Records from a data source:
::::::

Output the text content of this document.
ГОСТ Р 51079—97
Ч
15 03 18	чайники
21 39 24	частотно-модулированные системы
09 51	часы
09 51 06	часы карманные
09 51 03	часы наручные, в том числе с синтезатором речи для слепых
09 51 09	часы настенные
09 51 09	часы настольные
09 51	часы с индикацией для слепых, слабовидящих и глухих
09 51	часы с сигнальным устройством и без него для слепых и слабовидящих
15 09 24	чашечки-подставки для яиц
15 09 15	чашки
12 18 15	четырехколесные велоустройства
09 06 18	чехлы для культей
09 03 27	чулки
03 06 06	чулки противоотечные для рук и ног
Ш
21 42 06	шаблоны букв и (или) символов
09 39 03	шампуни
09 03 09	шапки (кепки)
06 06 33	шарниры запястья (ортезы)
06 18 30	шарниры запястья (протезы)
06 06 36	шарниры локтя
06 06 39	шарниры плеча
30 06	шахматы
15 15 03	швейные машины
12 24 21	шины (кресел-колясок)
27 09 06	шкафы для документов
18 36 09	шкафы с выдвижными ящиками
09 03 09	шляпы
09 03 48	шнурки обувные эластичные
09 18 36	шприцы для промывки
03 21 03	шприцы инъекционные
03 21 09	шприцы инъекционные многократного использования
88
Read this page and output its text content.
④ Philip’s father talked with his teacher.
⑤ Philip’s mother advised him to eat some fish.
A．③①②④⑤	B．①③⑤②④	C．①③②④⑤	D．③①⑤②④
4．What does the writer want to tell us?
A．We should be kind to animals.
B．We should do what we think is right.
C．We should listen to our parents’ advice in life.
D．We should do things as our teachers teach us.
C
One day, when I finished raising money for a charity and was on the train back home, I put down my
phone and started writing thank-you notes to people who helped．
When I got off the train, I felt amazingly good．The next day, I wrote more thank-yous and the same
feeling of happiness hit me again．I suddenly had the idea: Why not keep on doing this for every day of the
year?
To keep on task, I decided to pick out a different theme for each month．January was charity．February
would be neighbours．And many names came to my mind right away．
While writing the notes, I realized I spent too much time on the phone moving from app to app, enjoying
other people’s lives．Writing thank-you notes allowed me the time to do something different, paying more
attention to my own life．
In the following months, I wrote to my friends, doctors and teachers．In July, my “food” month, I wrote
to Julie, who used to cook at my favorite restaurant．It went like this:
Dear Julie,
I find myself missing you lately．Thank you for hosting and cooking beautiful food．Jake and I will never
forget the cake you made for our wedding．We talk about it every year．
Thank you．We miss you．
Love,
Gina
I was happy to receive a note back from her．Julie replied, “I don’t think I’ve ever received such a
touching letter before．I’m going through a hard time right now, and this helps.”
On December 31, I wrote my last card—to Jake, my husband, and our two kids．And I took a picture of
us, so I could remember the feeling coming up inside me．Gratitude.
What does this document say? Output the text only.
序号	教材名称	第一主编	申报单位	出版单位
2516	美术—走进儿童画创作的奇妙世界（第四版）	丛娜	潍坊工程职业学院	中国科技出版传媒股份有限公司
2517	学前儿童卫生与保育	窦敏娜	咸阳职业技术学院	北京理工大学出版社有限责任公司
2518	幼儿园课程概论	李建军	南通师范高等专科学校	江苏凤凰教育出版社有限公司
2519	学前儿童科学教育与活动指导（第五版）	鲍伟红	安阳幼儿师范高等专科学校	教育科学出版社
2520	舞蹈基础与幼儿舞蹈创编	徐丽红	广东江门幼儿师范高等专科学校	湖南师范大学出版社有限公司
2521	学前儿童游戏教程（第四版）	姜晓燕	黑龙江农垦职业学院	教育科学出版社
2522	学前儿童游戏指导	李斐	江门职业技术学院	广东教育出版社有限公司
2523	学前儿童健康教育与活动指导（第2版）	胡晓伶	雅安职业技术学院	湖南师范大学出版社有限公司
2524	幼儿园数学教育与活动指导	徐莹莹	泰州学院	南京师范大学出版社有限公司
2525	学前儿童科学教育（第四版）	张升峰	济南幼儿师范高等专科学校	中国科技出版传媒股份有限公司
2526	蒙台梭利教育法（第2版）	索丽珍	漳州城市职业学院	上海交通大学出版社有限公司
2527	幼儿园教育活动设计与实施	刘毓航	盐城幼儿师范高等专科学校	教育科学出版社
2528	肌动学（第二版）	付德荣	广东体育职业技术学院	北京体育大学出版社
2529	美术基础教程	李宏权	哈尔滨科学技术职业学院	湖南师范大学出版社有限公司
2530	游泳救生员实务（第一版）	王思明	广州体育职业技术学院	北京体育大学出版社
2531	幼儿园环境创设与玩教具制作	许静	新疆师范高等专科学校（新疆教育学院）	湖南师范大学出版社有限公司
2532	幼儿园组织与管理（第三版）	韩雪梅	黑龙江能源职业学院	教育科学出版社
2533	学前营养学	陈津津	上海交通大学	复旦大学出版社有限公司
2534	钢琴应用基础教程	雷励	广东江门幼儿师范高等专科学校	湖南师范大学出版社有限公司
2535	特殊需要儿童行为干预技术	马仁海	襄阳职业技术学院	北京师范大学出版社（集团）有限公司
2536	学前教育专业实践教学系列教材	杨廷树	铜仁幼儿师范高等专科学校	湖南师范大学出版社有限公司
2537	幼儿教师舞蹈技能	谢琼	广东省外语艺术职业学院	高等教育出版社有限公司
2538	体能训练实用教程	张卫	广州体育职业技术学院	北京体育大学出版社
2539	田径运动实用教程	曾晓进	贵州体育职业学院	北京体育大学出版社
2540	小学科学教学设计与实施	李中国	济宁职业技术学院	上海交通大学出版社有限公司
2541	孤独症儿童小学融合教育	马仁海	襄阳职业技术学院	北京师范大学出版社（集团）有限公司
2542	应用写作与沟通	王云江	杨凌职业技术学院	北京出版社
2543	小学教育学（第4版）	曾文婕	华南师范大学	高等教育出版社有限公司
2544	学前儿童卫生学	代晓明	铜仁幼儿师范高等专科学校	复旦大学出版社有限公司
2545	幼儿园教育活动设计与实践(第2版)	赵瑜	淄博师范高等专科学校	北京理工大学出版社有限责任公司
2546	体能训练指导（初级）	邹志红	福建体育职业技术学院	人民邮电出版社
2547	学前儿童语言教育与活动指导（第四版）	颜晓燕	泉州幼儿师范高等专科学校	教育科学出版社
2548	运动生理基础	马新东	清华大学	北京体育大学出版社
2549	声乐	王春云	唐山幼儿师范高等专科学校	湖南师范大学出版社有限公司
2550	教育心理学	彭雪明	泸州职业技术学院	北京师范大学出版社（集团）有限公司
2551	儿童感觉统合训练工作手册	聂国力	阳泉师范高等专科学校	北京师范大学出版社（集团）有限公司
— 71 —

::::::

Written instruction → Write out all the entries exactly.

Result →
Output the text content of this document.
ГОСТ Р 51079—97
Ч
15 03 18	чайники
21 39 24	частотно-модулированные системы
09 51	часы
09 51 06	часы карманные
09 51 03	часы наручные, в том числе с синтезатором речи для слепых
09 51 09	часы настенные
09 51 09	часы настольные
09 51	часы с индикацией для слепых, слабовидящих и глухих
09 51	часы с сигнальным устройством и без него для слепых и слабовидящих
15 09 24	чашечки-подставки для яиц
15 09 15	чашки
12 18 15	четырехколесные велоустройства
09 06 18	чехлы для культей
09 03 27	чулки
03 06 06	чулки противоотечные для рук и ног
Ш
21 42 06	шаблоны букв и (или) символов
09 39 03	шампуни
09 03 09	шапки (кепки)
06 06 33	шарниры запястья (ортезы)
06 18 30	шарниры запястья (протезы)
06 06 36	шарниры локтя
06 06 39	шарниры плеча
30 06	шахматы
15 15 03	швейные машины
12 24 21	шины (кресел-колясок)
27 09 06	шкафы для документов
18 36 09	шкафы с выдвижными ящиками
09 03 09	шляпы
09 03 48	шнурки обувные эластичные
09 18 36	шприцы для промывки
03 21 03	шприцы инъекционные
03 21 09	шприцы инъекционные многократного использования
88
Read this page and output its text content.
④ Philip’s father talked with his teacher.
⑤ Philip’s mother advised him to eat some fish.
A．③①②④⑤	B．①③⑤②④	C．①③②④⑤	D．③①⑤②④
4．What does the writer want to tell us?
A．We should be kind to animals.
B．We should do what we think is right.
C．We should listen to our parents’ advice in life.
D．We should do things as our teachers teach us.
C
One day, when I finished raising money for a charity and was on the train back home, I put down my
phone and started writing thank-you notes to people who helped．
When I got off the train, I felt amazingly good．The next day, I wrote more thank-yous and the same
feeling of happiness hit me again．I suddenly had the idea: Why not keep on doing this for every day of the
year?
To keep on task, I decided to pick out a different theme for each month．January was charity．February
would be neighbours．And many names came to my mind right away．
While writing the notes, I realized I spent too much time on the phone moving from app to app, enjoying
other people’s lives．Writing thank-you notes allowed me the time to do something different, paying more
attention to my own life．
In the following months, I wrote to my friends, doctors and teachers．In July, my “food” month, I wrote
to Julie, who used to cook at my favorite restaurant．It went like this:
Dear Julie,
I find myself missing you lately．Thank you for hosting and cooking beautiful food．Jake and I will never
forget the cake you made for our wedding．We talk about it every year．
Thank you．We miss you．
Love,
Gina
I was happy to receive a note back from her．Julie replied, “I don’t think I’ve ever received such a
touching letter before．I’m going through a hard time right now, and this helps.”
On December 31, I wrote my last card—to Jake, my husband, and our two kids．And I took a picture of
us, so I could remember the feeling coming up inside me．Gratitude.
What does this document say? Output the text only.
序号	教材名称	第一主编	申报单位	出版单位
2516	美术—走进儿童画创作的奇妙世界（第四版）	丛娜	潍坊工程职业学院	中国科技出版传媒股份有限公司
2517	学前儿童卫生与保育	窦敏娜	咸阳职业技术学院	北京理工大学出版社有限责任公司
2518	幼儿园课程概论	李建军	南通师范高等专科学校	江苏凤凰教育出版社有限公司
2519	学前儿童科学教育与活动指导（第五版）	鲍伟红	安阳幼儿师范高等专科学校	教育科学出版社
2520	舞蹈基础与幼儿舞蹈创编	徐丽红	广东江门幼儿师范高等专科学校	湖南师范大学出版社有限公司
2521	学前儿童游戏教程（第四版）	姜晓燕	黑龙江农垦职业学院	教育科学出版社
2522	学前儿童游戏指导	李斐	江门职业技术学院	广东教育出版社有限公司
2523	学前儿童健康教育与活动指导（第2版）	胡晓伶	雅安职业技术学院	湖南师范大学出版社有限公司
2524	幼儿园数学教育与活动指导	徐莹莹	泰州学院	南京师范大学出版社有限公司
2525	学前儿童科学教育（第四版）	张升峰	济南幼儿师范高等专科学校	中国科技出版传媒股份有限公司
2526	蒙台梭利教育法（第2版）	索丽珍	漳州城市职业学院	上海交通大学出版社有限公司
2527	幼儿园教育活动设计与实施	刘毓航	盐城幼儿师范高等专科学校	教育科学出版社
2528	肌动学（第二版）	付德荣	广东体育职业技术学院	北京体育大学出版社
2529	美术基础教程	李宏权	哈尔滨科学技术职业学院	湖南师范大学出版社有限公司
2530	游泳救生员实务（第一版）	王思明	广州体育职业技术学院	北京体育大学出版社
2531	幼儿园环境创设与玩教具制作	许静	新疆师范高等专科学校（新疆教育学院）	湖南师范大学出版社有限公司
2532	幼儿园组织与管理（第三版）	韩雪梅	黑龙江能源职业学院	教育科学出版社
2533	学前营养学	陈津津	上海交通大学	复旦大学出版社有限公司
2534	钢琴应用基础教程	雷励	广东江门幼儿师范高等专科学校	湖南师范大学出版社有限公司
2535	特殊需要儿童行为干预技术	马仁海	襄阳职业技术学院	北京师范大学出版社（集团）有限公司
2536	学前教育专业实践教学系列教材	杨廷树	铜仁幼儿师范高等专科学校	湖南师范大学出版社有限公司
2537	幼儿教师舞蹈技能	谢琼	广东省外语艺术职业学院	高等教育出版社有限公司
2538	体能训练实用教程	张卫	广州体育职业技术学院	北京体育大学出版社
2539	田径运动实用教程	曾晓进	贵州体育职业学院	北京体育大学出版社
2540	小学科学教学设计与实施	李中国	济宁职业技术学院	上海交通大学出版社有限公司
2541	孤独症儿童小学融合教育	马仁海	襄阳职业技术学院	北京师范大学出版社（集团）有限公司
2542	应用写作与沟通	王云江	杨凌职业技术学院	北京出版社
2543	小学教育学（第4版）	曾文婕	华南师范大学	高等教育出版社有限公司
2544	学前儿童卫生学	代晓明	铜仁幼儿师范高等专科学校	复旦大学出版社有限公司
2545	幼儿园教育活动设计与实践(第2版)	赵瑜	淄博师范高等专科学校	北京理工大学出版社有限责任公司
2546	体能训练指导（初级）	邹志红	福建体育职业技术学院	人民邮电出版社
2547	学前儿童语言教育与活动指导（第四版）	颜晓燕	泉州幼儿师范高等专科学校	教育科学出版社
2548	运动生理基础	马新东	清华大学	北京体育大学出版社
2549	声乐	王春云	唐山幼儿师范高等专科学校	湖南师范大学出版社有限公司
2550	教育心理学	彭雪明	泸州职业技术学院	北京师范大学出版社（集团）有限公司
2551	儿童感觉统合训练工作手册	聂国力	阳泉师范高等专科学校	北京师范大学出版社（集团）有限公司
— 71 —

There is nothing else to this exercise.